>>>>

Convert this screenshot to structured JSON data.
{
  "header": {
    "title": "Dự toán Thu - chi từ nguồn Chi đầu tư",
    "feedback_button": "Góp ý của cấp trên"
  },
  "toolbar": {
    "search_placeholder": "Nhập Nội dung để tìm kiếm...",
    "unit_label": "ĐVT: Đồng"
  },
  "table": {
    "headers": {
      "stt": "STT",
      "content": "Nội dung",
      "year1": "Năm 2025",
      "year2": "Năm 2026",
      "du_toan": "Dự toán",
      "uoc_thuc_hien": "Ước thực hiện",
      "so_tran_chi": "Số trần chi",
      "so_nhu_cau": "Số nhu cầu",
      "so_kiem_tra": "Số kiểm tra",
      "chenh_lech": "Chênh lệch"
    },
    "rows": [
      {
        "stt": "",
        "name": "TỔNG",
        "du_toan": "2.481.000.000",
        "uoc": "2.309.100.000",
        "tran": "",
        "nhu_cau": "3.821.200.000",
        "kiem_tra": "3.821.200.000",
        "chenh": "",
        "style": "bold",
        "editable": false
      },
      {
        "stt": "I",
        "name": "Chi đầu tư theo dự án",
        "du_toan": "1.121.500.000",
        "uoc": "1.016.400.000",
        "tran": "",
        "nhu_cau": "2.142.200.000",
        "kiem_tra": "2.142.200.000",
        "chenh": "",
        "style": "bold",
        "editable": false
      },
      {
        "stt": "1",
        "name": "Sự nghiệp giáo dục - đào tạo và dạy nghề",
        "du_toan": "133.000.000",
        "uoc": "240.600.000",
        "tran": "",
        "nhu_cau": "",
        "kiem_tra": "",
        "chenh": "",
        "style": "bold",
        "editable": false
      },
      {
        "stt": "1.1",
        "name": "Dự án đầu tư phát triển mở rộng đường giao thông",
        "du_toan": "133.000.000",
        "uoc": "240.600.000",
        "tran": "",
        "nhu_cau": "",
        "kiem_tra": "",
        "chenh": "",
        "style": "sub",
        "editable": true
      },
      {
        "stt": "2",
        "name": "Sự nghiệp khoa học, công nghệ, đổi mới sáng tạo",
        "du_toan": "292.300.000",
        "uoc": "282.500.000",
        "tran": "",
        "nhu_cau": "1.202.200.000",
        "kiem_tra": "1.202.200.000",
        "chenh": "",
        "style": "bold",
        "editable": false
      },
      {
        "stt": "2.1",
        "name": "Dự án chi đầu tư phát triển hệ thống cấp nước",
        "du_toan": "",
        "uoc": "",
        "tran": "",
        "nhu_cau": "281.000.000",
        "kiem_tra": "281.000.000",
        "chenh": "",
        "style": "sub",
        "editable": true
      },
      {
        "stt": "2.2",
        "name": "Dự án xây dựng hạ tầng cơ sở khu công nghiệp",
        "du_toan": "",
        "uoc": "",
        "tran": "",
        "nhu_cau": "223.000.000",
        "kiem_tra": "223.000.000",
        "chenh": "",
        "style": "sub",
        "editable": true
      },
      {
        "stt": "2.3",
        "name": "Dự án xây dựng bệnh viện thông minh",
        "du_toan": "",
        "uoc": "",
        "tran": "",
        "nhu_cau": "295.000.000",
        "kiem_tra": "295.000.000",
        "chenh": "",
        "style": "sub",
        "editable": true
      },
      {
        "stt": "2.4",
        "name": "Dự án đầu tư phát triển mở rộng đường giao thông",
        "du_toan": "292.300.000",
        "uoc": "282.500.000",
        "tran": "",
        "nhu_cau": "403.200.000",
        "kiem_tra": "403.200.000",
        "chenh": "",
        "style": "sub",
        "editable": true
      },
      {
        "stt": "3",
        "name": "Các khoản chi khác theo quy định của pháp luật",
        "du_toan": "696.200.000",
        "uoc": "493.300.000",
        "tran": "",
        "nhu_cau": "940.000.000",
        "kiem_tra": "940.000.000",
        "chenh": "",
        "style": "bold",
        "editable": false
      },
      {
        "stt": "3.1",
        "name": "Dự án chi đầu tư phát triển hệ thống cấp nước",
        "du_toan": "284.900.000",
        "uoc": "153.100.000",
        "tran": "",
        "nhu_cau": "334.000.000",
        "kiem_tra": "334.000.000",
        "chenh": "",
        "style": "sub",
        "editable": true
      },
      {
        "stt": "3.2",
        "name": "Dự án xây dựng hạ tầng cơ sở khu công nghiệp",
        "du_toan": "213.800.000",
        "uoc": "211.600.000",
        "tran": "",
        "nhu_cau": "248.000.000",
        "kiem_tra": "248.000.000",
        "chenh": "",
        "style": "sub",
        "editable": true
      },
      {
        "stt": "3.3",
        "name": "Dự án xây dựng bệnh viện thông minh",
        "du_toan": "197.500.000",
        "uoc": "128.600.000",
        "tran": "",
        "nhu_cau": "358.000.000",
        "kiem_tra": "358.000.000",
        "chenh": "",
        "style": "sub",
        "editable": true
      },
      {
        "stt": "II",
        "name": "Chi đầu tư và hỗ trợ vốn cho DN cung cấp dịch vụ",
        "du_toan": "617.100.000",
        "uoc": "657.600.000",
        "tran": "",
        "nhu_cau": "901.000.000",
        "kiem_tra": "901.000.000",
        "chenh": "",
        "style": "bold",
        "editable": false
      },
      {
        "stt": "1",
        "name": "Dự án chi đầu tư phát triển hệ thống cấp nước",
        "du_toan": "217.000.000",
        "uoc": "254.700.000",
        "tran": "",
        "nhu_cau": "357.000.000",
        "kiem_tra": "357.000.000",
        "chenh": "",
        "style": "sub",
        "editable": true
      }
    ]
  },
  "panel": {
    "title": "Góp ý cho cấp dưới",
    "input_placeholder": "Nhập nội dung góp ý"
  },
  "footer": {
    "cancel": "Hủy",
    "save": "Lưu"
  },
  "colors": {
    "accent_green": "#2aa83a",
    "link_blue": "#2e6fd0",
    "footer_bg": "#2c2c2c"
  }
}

<<<<

What you have to do
Repeat the records above exactly, from the first line to the last.

Result of this task
Convert this screenshot to structured JSON data.
{
  "header": {
    "title": "Dự toán Thu - chi từ nguồn Chi đầu tư",
    "feedback_button": "Góp ý của cấp trên"
  },
  "toolbar": {
    "search_placeholder": "Nhập Nội dung để tìm kiếm...",
    "unit_label": "ĐVT: Đồng"
  },
  "table": {
    "headers": {
      "stt": "STT",
      "content": "Nội dung",
      "year1": "Năm 2025",
      "year2": "Năm 2026",
      "du_toan": "Dự toán",
      "uoc_thuc_hien": "Ước thực hiện",
      "so_tran_chi": "Số trần chi",
      "so_nhu_cau": "Số nhu cầu",
      "so_kiem_tra": "Số kiểm tra",
      "chenh_lech": "Chênh lệch"
    },
    "rows": [
      {
        "stt": "",
        "name": "TỔNG",
        "du_toan": "2.481.000.000",
        "uoc": "2.309.100.000",
        "tran": "",
        "nhu_cau": "3.821.200.000",
        "kiem_tra": "3.821.200.000",
        "chenh": "",
        "style": "bold",
        "editable": false
      },
      {
        "stt": "I",
        "name": "Chi đầu tư theo dự án",
        "du_toan": "1.121.500.000",
        "uoc": "1.016.400.000",
        "tran": "",
        "nhu_cau": "2.142.200.000",
        "kiem_tra": "2.142.200.000",
        "chenh": "",
        "style": "bold",
        "editable": false
      },
      {
        "stt": "1",
        "name": "Sự nghiệp giáo dục - đào tạo và dạy nghề",
        "du_toan": "133.000.000",
        "uoc": "240.600.000",
        "tran": "",
        "nhu_cau": "",
        "kiem_tra": "",
        "chenh": "",
        "style": "bold",
        "editable": false
      },
      {
        "stt": "1.1",
        "name": "Dự án đầu tư phát triển mở rộng đường giao thông",
        "du_toan": "133.000.000",
        "uoc": "240.600.000",
        "tran": "",
        "nhu_cau": "",
        "kiem_tra": "",
        "chenh": "",
        "style": "sub",
        "editable": true
      },
      {
        "stt": "2",
        "name": "Sự nghiệp khoa học, công nghệ, đổi mới sáng tạo",
        "du_toan": "292.300.000",
        "uoc": "282.500.000",
        "tran": "",
        "nhu_cau": "1.202.200.000",
        "kiem_tra": "1.202.200.000",
        "chenh": "",
        "style": "bold",
        "editable": false
      },
      {
        "stt": "2.1",
        "name": "Dự án chi đầu tư phát triển hệ thống cấp nước",
        "du_toan": "",
        "uoc": "",
        "tran": "",
        "nhu_cau": "281.000.000",
        "kiem_tra": "281.000.000",
        "chenh": "",
        "style": "sub",
        "editable": true
      },
      {
        "stt": "2.2",
        "name": "Dự án xây dựng hạ tầng cơ sở khu công nghiệp",
        "du_toan": "",
        "uoc": "",
        "tran": "",
        "nhu_cau": "223.000.000",
        "kiem_tra": "223.000.000",
        "chenh": "",
        "style": "sub",
        "editable": true
      },
      {
        "stt": "2.3",
        "name": "Dự án xây dựng bệnh viện thông minh",
        "du_toan": "",
        "uoc": "",
        "tran": "",
        "nhu_cau": "295.000.000",
        "kiem_tra": "295.000.000",
        "chenh": "",
        "style": "sub",
        "editable": true
      },
      {
        "stt": "2.4",
        "name": "Dự án đầu tư phát triển mở rộng đường giao thông",
        "du_toan": "292.300.000",
        "uoc": "282.500.000",
        "tran": "",
        "nhu_cau": "403.200.000",
        "kiem_tra": "403.200.000",
        "chenh": "",
        "style": "sub",
        "editable": true
      },
      {
        "stt": "3",
        "name": "Các khoản chi khác theo quy định của pháp luật",
        "du_toan": "696.200.000",
        "uoc": "493.300.000",
        "tran": "",
        "nhu_cau": "940.000.000",
        "kiem_tra": "940.000.000",
        "chenh": "",
        "style": "bold",
        "editable": false
      },
      {
        "stt": "3.1",
        "name": "Dự án chi đầu tư phát triển hệ thống cấp nước",
        "du_toan": "284.900.000",
        "uoc": "153.100.000",
        "tran": "",
        "nhu_cau": "334.000.000",
        "kiem_tra": "334.000.000",
        "chenh": "",
        "style": "sub",
        "editable": true
      },
      {
        "stt": "3.2",
        "name": "Dự án xây dựng hạ tầng cơ sở khu công nghiệp",
        "du_toan": "213.800.000",
        "uoc": "211.600.000",
        "tran": "",
        "nhu_cau": "248.000.000",
        "kiem_tra": "248.000.000",
        "chenh": "",
        "style": "sub",
        "editable": true
      },
      {
        "stt": "3.3",
        "name": "Dự án xây dựng bệnh viện thông minh",
        "du_toan": "197.500.000",
        "uoc": "128.600.000",
        "tran": "",
        "nhu_cau": "358.000.000",
        "kiem_tra": "358.000.000",
        "chenh": "",
        "style": "sub",
        "editable": true
      },
      {
        "stt": "II",
        "name": "Chi đầu tư và hỗ trợ vốn cho DN cung cấp dịch vụ",
        "du_toan": "617.100.000",
        "uoc": "657.600.000",
        "tran": "",
        "nhu_cau": "901.000.000",
        "kiem_tra": "901.000.000",
        "chenh": "",
        "style": "bold",
        "editable": false
      },
      {
        "stt": "1",
        "name": "Dự án chi đầu tư phát triển hệ thống cấp nước",
        "du_toan": "217.000.000",
        "uoc": "254.700.000",
        "tran": "",
        "nhu_cau": "357.000.000",
        "kiem_tra": "357.000.000",
        "chenh": "",
        "style": "sub",
        "editable": true
      }
    ]
  },
  "panel": {
    "title": "Góp ý cho cấp dưới",
    "input_placeholder": "Nhập nội dung góp ý"
  },
  "footer": {
    "cancel": "Hủy",
    "save": "Lưu"
  },
  "colors": {
    "accent_green": "#2aa83a",
    "link_blue": "#2e6fd0",
    "footer_bg": "#2c2c2c"
  }
}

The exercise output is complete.